**WHAT THE TASK ASKS:** Go through the records and extract every line with the word "formula".

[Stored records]
======
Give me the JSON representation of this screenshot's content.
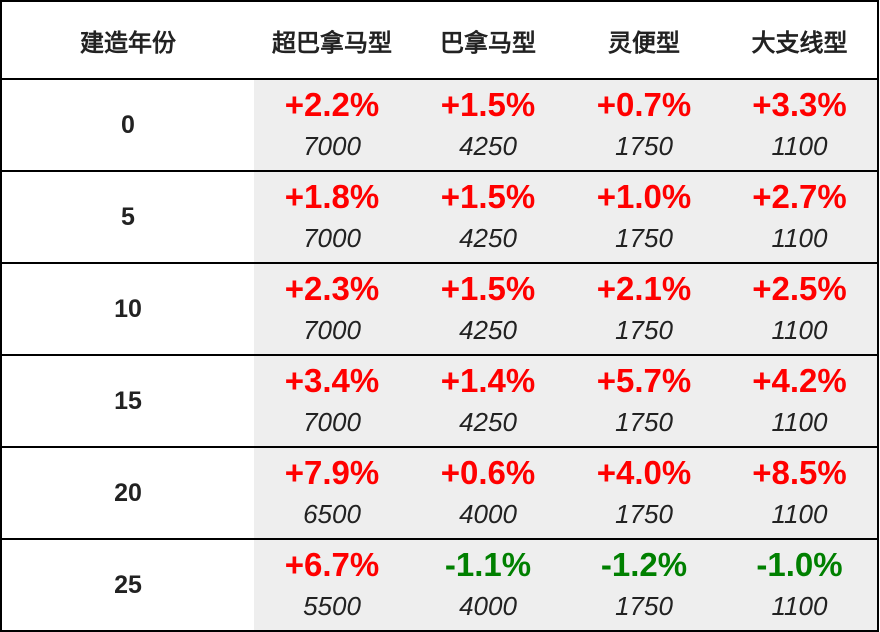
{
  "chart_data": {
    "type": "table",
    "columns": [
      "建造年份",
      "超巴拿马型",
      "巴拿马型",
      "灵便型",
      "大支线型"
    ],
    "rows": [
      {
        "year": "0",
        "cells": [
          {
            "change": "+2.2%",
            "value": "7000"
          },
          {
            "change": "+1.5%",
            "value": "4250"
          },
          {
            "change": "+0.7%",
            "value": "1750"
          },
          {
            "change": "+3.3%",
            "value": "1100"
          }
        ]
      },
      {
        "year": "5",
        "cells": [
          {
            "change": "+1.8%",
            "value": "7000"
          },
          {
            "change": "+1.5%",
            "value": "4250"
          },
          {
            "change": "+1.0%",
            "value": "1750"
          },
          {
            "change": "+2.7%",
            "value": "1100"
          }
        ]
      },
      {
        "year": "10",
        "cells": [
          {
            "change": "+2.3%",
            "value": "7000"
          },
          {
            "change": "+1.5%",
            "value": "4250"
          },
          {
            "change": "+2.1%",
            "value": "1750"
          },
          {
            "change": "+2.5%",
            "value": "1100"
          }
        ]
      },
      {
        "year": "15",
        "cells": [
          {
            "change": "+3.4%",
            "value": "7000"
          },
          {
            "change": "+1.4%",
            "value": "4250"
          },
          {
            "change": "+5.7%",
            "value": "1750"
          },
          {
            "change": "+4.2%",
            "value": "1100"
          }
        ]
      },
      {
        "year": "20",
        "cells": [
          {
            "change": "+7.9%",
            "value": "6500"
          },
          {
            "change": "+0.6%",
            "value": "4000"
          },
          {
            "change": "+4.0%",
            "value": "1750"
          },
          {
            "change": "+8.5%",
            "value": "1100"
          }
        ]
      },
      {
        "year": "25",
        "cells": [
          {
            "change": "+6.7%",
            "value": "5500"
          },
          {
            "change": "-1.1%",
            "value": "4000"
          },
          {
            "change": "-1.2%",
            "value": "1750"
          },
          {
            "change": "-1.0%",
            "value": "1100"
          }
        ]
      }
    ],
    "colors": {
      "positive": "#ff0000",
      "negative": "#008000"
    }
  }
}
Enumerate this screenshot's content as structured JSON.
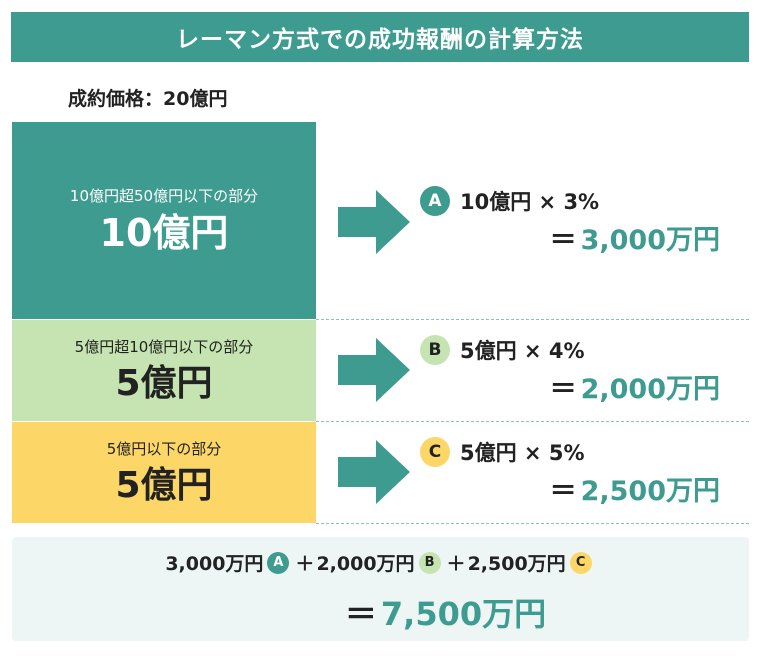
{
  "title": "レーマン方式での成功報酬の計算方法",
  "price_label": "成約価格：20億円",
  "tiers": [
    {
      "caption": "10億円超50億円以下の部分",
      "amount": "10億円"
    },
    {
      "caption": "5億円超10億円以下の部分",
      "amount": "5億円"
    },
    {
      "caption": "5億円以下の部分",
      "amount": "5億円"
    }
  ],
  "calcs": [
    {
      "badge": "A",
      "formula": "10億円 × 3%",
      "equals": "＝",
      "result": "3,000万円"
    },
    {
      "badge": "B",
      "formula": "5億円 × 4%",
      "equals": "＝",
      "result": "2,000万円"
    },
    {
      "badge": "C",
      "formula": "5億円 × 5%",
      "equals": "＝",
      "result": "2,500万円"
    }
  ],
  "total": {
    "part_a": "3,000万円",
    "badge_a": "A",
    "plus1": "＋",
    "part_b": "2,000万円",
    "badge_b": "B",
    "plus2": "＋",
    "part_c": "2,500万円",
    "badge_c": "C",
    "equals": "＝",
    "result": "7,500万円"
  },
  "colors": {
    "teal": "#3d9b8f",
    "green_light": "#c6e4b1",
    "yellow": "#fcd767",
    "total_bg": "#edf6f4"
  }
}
======
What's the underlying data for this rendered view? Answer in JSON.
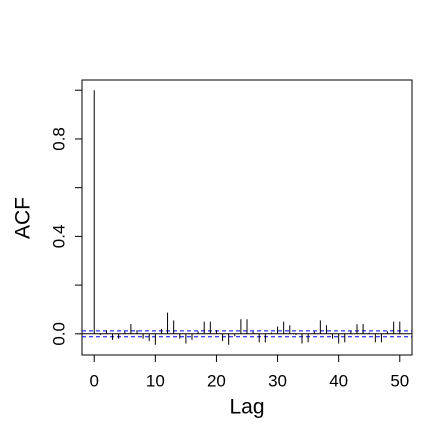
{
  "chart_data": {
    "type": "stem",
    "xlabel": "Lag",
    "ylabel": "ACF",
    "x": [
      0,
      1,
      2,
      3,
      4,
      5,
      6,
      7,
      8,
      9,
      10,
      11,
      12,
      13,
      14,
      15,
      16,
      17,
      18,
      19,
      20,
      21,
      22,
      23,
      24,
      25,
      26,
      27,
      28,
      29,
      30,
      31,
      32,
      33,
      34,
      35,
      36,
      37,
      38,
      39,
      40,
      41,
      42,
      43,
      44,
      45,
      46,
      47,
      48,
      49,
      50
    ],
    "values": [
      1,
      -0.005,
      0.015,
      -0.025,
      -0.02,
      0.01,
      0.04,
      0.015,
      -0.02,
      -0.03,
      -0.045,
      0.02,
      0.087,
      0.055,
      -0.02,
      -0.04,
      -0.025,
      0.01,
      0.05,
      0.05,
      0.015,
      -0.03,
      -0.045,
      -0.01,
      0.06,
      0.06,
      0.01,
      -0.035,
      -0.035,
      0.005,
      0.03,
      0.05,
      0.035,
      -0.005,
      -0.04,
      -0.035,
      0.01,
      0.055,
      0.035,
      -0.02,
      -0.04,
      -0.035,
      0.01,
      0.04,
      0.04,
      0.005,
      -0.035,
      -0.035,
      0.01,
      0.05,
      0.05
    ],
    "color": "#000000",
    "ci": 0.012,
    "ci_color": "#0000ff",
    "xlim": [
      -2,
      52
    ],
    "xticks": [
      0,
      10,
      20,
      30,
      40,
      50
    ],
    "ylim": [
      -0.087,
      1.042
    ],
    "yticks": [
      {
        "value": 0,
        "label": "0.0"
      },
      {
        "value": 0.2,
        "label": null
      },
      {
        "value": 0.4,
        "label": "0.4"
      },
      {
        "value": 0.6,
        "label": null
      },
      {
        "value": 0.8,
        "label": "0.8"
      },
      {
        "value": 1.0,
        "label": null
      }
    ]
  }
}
======
**EXERCISE OUTPUT:**
      "formula": "10億円 × 3%",
      "formula": "5億円 × 4%",
      "formula": "5億円 × 5%",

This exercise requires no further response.